Present every line in which the string "title" appears.
++++++
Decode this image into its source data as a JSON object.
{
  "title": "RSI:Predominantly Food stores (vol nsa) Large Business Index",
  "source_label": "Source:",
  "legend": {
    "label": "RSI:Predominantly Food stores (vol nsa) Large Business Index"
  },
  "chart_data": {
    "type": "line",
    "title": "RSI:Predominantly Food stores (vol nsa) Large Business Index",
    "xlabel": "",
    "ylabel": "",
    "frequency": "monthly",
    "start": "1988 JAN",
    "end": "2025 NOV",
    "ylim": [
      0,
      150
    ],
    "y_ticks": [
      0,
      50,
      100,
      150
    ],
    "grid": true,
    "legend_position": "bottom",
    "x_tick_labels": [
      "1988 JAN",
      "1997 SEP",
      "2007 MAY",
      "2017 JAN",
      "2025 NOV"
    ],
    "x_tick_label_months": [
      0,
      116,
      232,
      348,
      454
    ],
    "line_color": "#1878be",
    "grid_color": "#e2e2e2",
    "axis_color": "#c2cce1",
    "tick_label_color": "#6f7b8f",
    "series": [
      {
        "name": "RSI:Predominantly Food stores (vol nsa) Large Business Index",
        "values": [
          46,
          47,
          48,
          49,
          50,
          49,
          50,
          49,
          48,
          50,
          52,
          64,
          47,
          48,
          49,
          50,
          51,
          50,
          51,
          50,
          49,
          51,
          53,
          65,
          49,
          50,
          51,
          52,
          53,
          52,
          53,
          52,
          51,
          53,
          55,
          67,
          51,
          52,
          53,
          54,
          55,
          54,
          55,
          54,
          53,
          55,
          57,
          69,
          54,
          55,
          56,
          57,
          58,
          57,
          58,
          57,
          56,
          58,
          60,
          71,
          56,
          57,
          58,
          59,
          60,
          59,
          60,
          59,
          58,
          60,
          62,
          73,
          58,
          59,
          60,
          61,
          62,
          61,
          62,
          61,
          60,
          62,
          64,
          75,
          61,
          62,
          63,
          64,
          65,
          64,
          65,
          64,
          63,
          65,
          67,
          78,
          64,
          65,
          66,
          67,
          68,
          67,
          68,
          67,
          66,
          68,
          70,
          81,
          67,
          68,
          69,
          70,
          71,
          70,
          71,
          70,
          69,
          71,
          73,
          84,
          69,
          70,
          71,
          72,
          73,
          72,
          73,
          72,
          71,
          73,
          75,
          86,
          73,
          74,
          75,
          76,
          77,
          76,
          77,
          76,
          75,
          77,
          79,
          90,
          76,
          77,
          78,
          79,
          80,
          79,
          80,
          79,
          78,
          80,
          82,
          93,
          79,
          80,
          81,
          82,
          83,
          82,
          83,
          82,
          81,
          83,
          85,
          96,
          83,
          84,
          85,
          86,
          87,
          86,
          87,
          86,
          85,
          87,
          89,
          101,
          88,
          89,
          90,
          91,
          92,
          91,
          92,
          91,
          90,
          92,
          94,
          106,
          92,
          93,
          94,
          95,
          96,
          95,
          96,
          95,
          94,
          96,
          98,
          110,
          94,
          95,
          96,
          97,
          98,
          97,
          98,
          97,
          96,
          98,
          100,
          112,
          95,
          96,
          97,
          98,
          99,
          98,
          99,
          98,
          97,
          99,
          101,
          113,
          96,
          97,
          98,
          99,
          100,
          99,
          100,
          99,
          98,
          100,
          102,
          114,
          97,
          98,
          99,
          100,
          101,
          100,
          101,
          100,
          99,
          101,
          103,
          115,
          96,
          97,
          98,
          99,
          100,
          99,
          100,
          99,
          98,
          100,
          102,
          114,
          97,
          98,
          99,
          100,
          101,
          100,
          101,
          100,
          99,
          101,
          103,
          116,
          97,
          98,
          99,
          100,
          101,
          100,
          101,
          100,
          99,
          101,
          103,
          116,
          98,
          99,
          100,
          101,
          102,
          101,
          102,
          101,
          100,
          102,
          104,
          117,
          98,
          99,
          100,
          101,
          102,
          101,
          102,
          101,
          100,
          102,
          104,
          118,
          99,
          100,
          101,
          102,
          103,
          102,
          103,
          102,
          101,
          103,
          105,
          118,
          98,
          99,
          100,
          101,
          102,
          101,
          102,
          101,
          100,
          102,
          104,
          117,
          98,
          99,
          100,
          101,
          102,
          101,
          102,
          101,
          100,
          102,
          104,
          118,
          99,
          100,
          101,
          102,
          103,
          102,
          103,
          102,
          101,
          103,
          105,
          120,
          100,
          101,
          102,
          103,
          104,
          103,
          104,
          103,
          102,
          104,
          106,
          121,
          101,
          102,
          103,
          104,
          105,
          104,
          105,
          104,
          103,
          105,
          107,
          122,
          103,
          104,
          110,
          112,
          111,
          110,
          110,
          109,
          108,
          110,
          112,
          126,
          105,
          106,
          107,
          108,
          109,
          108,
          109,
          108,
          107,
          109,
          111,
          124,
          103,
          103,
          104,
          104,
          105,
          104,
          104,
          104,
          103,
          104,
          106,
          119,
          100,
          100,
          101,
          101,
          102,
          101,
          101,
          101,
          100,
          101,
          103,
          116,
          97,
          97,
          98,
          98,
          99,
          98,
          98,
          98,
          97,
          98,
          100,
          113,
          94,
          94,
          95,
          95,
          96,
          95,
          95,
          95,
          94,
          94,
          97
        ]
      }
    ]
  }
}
++++++
**Response to this exercise**
  "title": "RSI:Predominantly Food stores (vol nsa) Large Business Index",
    "title": "RSI:Predominantly Food stores (vol nsa) Large Business Index",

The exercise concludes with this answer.